> Aim:
Rewrite the lines of the records below as a numbered list, skipping any blank lines. Leave the pictures out of your answer.

--- START Exercise inputs ---

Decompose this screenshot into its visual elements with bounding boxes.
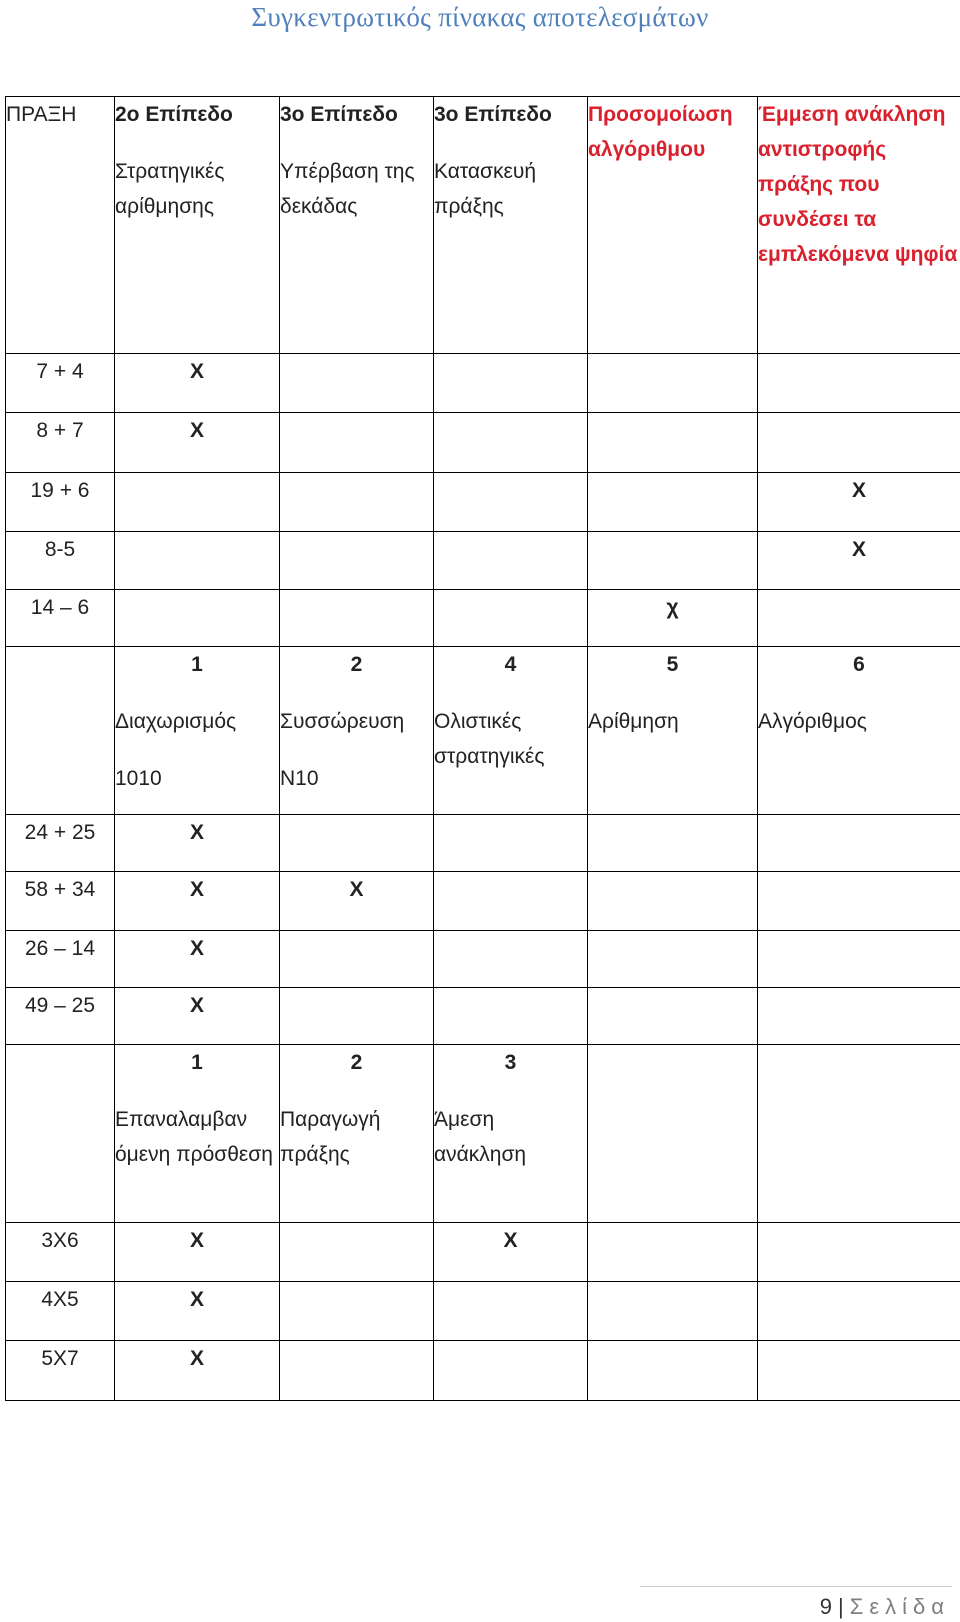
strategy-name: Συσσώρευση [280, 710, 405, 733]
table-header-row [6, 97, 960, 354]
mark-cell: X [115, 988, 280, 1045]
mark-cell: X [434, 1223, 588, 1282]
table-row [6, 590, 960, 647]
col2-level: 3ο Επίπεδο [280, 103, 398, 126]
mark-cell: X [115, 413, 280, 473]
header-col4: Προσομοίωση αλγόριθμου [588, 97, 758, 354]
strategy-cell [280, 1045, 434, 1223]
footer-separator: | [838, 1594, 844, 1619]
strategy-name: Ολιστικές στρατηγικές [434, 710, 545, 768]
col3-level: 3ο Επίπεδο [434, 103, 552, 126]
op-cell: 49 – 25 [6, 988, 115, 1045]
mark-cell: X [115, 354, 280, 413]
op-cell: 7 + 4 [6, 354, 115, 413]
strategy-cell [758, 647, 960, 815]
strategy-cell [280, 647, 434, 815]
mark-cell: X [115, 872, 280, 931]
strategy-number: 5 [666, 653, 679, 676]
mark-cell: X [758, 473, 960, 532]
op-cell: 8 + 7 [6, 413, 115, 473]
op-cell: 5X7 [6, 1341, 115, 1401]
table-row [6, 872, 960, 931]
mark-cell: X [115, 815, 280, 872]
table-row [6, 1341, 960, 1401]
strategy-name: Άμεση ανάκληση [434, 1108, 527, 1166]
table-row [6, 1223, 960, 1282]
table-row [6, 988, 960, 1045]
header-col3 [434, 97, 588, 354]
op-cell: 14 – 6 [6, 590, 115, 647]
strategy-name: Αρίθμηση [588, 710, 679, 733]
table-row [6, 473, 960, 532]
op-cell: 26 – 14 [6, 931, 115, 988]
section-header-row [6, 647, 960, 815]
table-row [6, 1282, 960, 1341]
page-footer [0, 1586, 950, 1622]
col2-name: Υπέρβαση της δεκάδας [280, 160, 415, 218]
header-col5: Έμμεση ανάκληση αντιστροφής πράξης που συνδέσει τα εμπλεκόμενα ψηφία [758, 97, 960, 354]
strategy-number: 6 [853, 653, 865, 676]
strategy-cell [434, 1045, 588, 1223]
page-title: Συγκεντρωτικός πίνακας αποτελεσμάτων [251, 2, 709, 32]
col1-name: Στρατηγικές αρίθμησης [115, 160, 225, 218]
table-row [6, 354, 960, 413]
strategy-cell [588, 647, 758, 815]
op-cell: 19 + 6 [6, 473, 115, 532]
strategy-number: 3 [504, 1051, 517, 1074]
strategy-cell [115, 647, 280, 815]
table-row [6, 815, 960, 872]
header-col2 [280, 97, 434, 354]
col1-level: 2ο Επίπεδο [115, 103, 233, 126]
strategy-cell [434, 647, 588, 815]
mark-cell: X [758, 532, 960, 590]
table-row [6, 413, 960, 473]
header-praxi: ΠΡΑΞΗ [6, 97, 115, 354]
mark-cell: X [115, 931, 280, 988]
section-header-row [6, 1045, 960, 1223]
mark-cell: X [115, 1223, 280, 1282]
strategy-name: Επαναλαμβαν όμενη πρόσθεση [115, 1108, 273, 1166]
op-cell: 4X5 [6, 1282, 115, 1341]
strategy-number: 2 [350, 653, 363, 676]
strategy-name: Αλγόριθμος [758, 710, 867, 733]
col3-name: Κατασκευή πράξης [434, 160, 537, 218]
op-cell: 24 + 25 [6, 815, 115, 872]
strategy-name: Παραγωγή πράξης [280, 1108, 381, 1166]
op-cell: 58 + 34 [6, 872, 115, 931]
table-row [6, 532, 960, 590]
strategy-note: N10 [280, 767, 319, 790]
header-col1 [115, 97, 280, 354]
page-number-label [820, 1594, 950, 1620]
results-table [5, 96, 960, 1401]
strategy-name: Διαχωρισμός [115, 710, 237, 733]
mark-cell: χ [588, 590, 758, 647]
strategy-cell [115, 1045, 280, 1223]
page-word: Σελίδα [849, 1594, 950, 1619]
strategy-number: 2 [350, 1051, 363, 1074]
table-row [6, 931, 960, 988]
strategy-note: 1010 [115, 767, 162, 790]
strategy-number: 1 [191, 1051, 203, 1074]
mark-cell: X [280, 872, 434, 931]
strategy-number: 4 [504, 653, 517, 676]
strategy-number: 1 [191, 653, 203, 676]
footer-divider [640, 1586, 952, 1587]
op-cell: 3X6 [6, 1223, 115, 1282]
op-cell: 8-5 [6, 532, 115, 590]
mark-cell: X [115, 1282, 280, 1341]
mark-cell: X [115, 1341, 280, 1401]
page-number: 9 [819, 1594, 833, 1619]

--- END Exercise inputs ---

> Full solution:
1. Decompose this screenshot into its visual elements with bounding boxes.
2. strategy-name: Συσσώρευση [280, 710, 405, 733]
3. table-header-row [6, 97, 960, 354]
4. mark-cell: X [115, 988, 280, 1045]
5. mark-cell: X [434, 1223, 588, 1282]
6. table-row [6, 590, 960, 647]
7. col2-level: 3ο Επίπεδο [280, 103, 398, 126]
8. mark-cell: X [115, 413, 280, 473]
9. header-col4: Προσομοίωση αλγόριθμου [588, 97, 758, 354]
10. strategy-cell [280, 1045, 434, 1223]
11. footer-separator: | [838, 1594, 844, 1619]
12. strategy-name: Ολιστικές στρατηγικές [434, 710, 545, 768]
13. col3-level: 3ο Επίπεδο [434, 103, 552, 126]
14. op-cell: 49 – 25 [6, 988, 115, 1045]
15. mark-cell: X [115, 354, 280, 413]
16. op-cell: 7 + 4 [6, 354, 115, 413]
17. strategy-cell [758, 647, 960, 815]
18. strategy-cell [280, 647, 434, 815]
19. mark-cell: X [115, 872, 280, 931]
20. strategy-number: 5 [666, 653, 679, 676]
21. mark-cell: X [758, 473, 960, 532]
22. op-cell: 8 + 7 [6, 413, 115, 473]
23. op-cell: 5X7 [6, 1341, 115, 1401]
24. table-row [6, 872, 960, 931]
25. mark-cell: X [115, 815, 280, 872]
26. table-row [6, 1341, 960, 1401]
27. strategy-name: Άμεση ανάκληση [434, 1108, 527, 1166]
28. table-row [6, 1223, 960, 1282]
29. table-row [6, 988, 960, 1045]
30. header-col3 [434, 97, 588, 354]
31. op-cell: 14 – 6 [6, 590, 115, 647]
32. strategy-name: Αρίθμηση [588, 710, 679, 733]
33. table-row [6, 473, 960, 532]
34. op-cell: 26 – 14 [6, 931, 115, 988]
35. section-header-row [6, 647, 960, 815]
36. table-row [6, 1282, 960, 1341]
37. page-footer [0, 1586, 950, 1622]
38. col2-name: Υπέρβαση της δεκάδας [280, 160, 415, 218]
39. header-col5: Έμμεση ανάκληση αντιστροφής πράξης που συνδέσει τα εμπλεκόμενα ψηφία [758, 97, 960, 354]
40. strategy-number: 6 [853, 653, 865, 676]
41. strategy-cell [434, 1045, 588, 1223]
42. page-title: Συγκεντρωτικός πίνακας αποτελεσμάτων [251, 2, 709, 32]
43. col1-name: Στρατηγικές αρίθμησης [115, 160, 225, 218]
44. table-row [6, 354, 960, 413]
45. strategy-cell [588, 647, 758, 815]
46. op-cell: 19 + 6 [6, 473, 115, 532]
47. strategy-number: 3 [504, 1051, 517, 1074]
48. strategy-cell [115, 647, 280, 815]
49. table-row [6, 815, 960, 872]
50. header-col2 [280, 97, 434, 354]
51. col1-level: 2ο Επίπεδο [115, 103, 233, 126]
52. strategy-cell [434, 647, 588, 815]
53. mark-cell: X [758, 532, 960, 590]
54. table-row [6, 413, 960, 473]
55. header-praxi: ΠΡΑΞΗ [6, 97, 115, 354]
56. mark-cell: X [115, 931, 280, 988]
57. section-header-row [6, 1045, 960, 1223]
58. mark-cell: X [115, 1223, 280, 1282]
59. strategy-name: Επαναλαμβαν όμενη πρόσθεση [115, 1108, 273, 1166]
60. op-cell: 4X5 [6, 1282, 115, 1341]
61. strategy-number: 2 [350, 653, 363, 676]
62. strategy-name: Αλγόριθμος [758, 710, 867, 733]
63. col3-name: Κατασκευή πράξης [434, 160, 537, 218]
64. op-cell: 24 + 25 [6, 815, 115, 872]
65. strategy-name: Παραγωγή πράξης [280, 1108, 381, 1166]
66. op-cell: 58 + 34 [6, 872, 115, 931]
67. table-row [6, 532, 960, 590]
68. strategy-note: N10 [280, 767, 319, 790]
69. header-col1 [115, 97, 280, 354]
70. page-number-label [820, 1594, 950, 1620]
71. results-table [5, 96, 960, 1401]
72. strategy-name: Διαχωρισμός [115, 710, 237, 733]
73. mark-cell: χ [588, 590, 758, 647]
74. strategy-cell [115, 1045, 280, 1223]
75. page-word: Σελίδα [849, 1594, 950, 1619]
76. strategy-number: 2 [350, 1051, 363, 1074]
77. table-row [6, 931, 960, 988]
78. strategy-note: 1010 [115, 767, 162, 790]
79. strategy-number: 1 [191, 1051, 203, 1074]
80. mark-cell: X [280, 872, 434, 931]
81. strategy-number: 4 [504, 653, 517, 676]
82. strategy-number: 1 [191, 653, 203, 676]
83. footer-divider [640, 1586, 952, 1587]
84. op-cell: 3X6 [6, 1223, 115, 1282]
85. op-cell: 8-5 [6, 532, 115, 590]
86. mark-cell: X [115, 1282, 280, 1341]
87. mark-cell: X [115, 1341, 280, 1401]
88. page-number: 9 [819, 1594, 833, 1619]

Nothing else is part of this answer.